[Stored data entries]
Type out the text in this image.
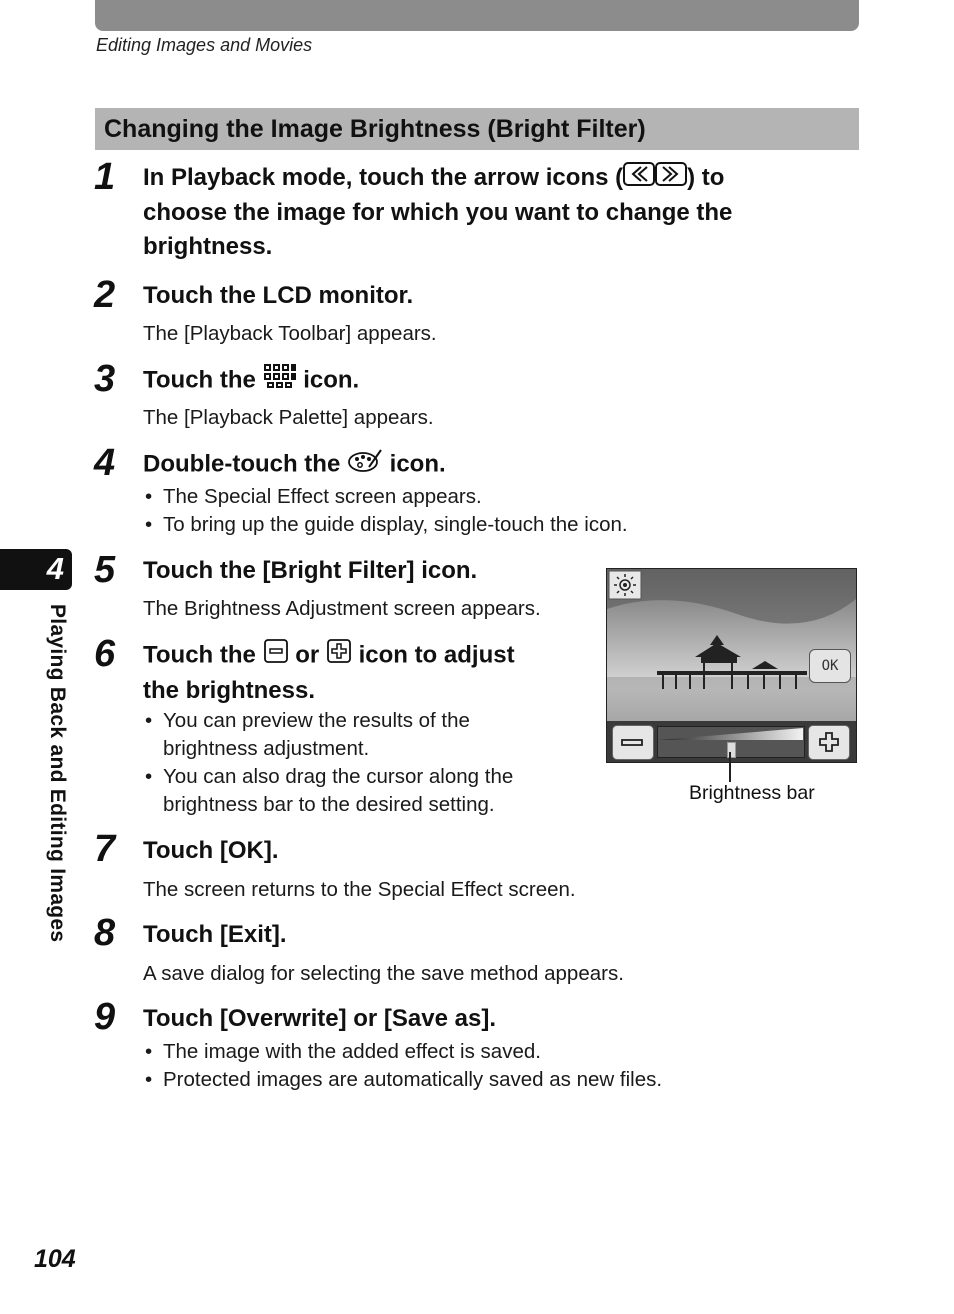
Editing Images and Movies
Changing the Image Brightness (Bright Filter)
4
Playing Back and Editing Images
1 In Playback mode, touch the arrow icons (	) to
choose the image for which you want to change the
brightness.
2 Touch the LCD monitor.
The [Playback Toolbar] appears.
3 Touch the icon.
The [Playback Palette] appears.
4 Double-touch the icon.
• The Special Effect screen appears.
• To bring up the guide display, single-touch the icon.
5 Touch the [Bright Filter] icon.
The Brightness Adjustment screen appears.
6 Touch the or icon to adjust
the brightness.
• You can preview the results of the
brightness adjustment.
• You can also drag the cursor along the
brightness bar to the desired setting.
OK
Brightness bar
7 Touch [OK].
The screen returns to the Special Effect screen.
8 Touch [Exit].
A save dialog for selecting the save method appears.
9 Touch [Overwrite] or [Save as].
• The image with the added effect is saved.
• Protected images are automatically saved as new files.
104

Exercise instructions
Output every entry verbatim. Pictures do not belong in the copy.

Complete output
Type out the text in this image.
Editing Images and Movies
Changing the Image Brightness (Bright Filter)
4
Playing Back and Editing Images
1 In Playback mode, touch the arrow icons (	) to
choose the image for which you want to change the
brightness.
2 Touch the LCD monitor.
The [Playback Toolbar] appears.
3 Touch the icon.
The [Playback Palette] appears.
4 Double-touch the icon.
• The Special Effect screen appears.
• To bring up the guide display, single-touch the icon.
5 Touch the [Bright Filter] icon.
The Brightness Adjustment screen appears.
6 Touch the or icon to adjust
the brightness.
• You can preview the results of the
brightness adjustment.
• You can also drag the cursor along the
brightness bar to the desired setting.
OK
Brightness bar
7 Touch [OK].
The screen returns to the Special Effect screen.
8 Touch [Exit].
A save dialog for selecting the save method appears.
9 Touch [Overwrite] or [Save as].
• The image with the added effect is saved.
• Protected images are automatically saved as new files.
104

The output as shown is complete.